Exercises to complete —
1) List every email address that appears in the bug-report reply below.
2) Carry on writing the bug-report reply below, starting after its final sentence.

--- Start of Source document ---

The following reply was made to PR c/3711; it has been noted by GNATS.

From: Nicola Pero <nicola@brainstorm.co.uk>
To: Richard Henderson <rth@redhat.com>
Cc: gcc-gnats@gcc.gnu.org, gcc-bugs@gcc.gnu.org,
   GNUstep Developers <gnustep-dev@gnu.org>
Subject: Re: c/3711: ICE in instantiate_virtual_regs_1, at function.c:3880
Date: Tue, 26 Mar 2002 11:53:03 +0000 (GMT)

 >  > 
 > http://gcc.gnu.org/cgi-bin/gnatsweb.pl?cmd=view%20audit-trail&database=gcc&pr=3711
 > 
 > Incidentally, I believe this test case to be in error.  The type of the 
 > argument in the caller and the callee is different.  In particular, the 
 > size of the argument is static in the caller and variable in the callee. 
 >  Whether or not an argument has variable size affects calling 
 > conventions, and thus affects how the callee should find the argument in 
 > varargs.
 > 
 > A correct test case would have the caller have a variable sized 
 > structure as well.
 
 Hmmm ... well this testcase arrives from a real example ... forwarding
 code in some advanced OO stuff which worked perfectly well with all GCC
 releases up to now (code from mframe.m in gnustep-base).

--- End of Source document ---
--- Start of Source data ---

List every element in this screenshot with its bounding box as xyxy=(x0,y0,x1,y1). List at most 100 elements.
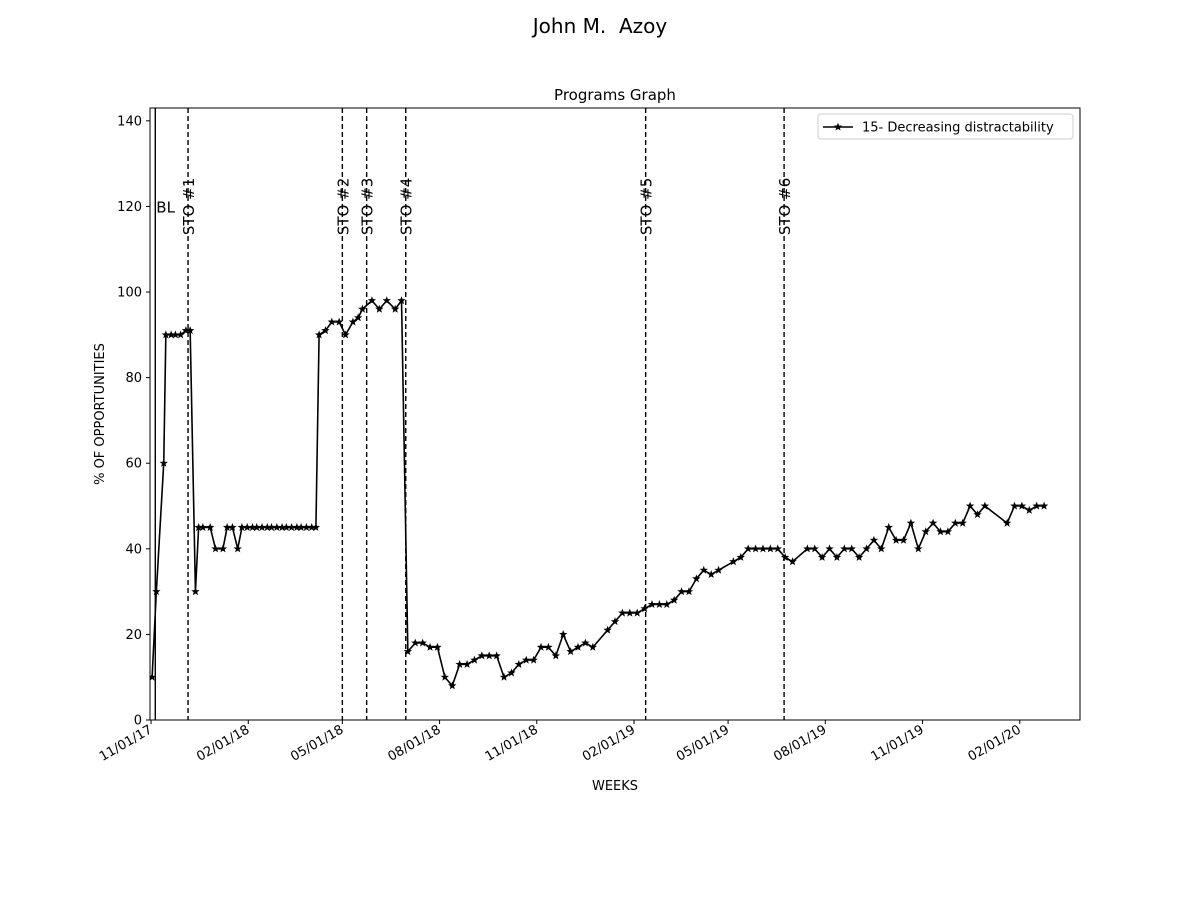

--- End of Source data ---

Solved tasks —
1)
nicola@brainstorm.co.uk
rth@redhat.com
gcc-gnats@gcc.gnu.org
gcc-bugs@gcc.gnu.org
gnustep-dev@gnu.org

2)
 If that is wrong, other code is wrong ... and well variable size structs
 are much less useful ... are you meaning that if I have
 
 int size = 255;
 
 struct
 {
   char text[size];
 } SMSmessage;
 
 then I can't pass the SMSmessage to a function accepting a struct {char
 text[255]; } as argument ?
 
 So I can use SMSmessages in place of a struct {char text[255];} everywhere
 I want, but I can't pass it in place of a struct {char text[255];} to a
 function ?
 
 This is very confusing for users I must say.  And it is not how it worked
 in previous versions of the compiler.
 
 Anyway - if that does not longer work on GCC 3.1, at least let me know how
 do we make our code to work with GCC 3.1.
 
 I think you understood what the function in the testcase "wants/needs" to
 do - which is that it can be called with an arbitrary struct (fixed size)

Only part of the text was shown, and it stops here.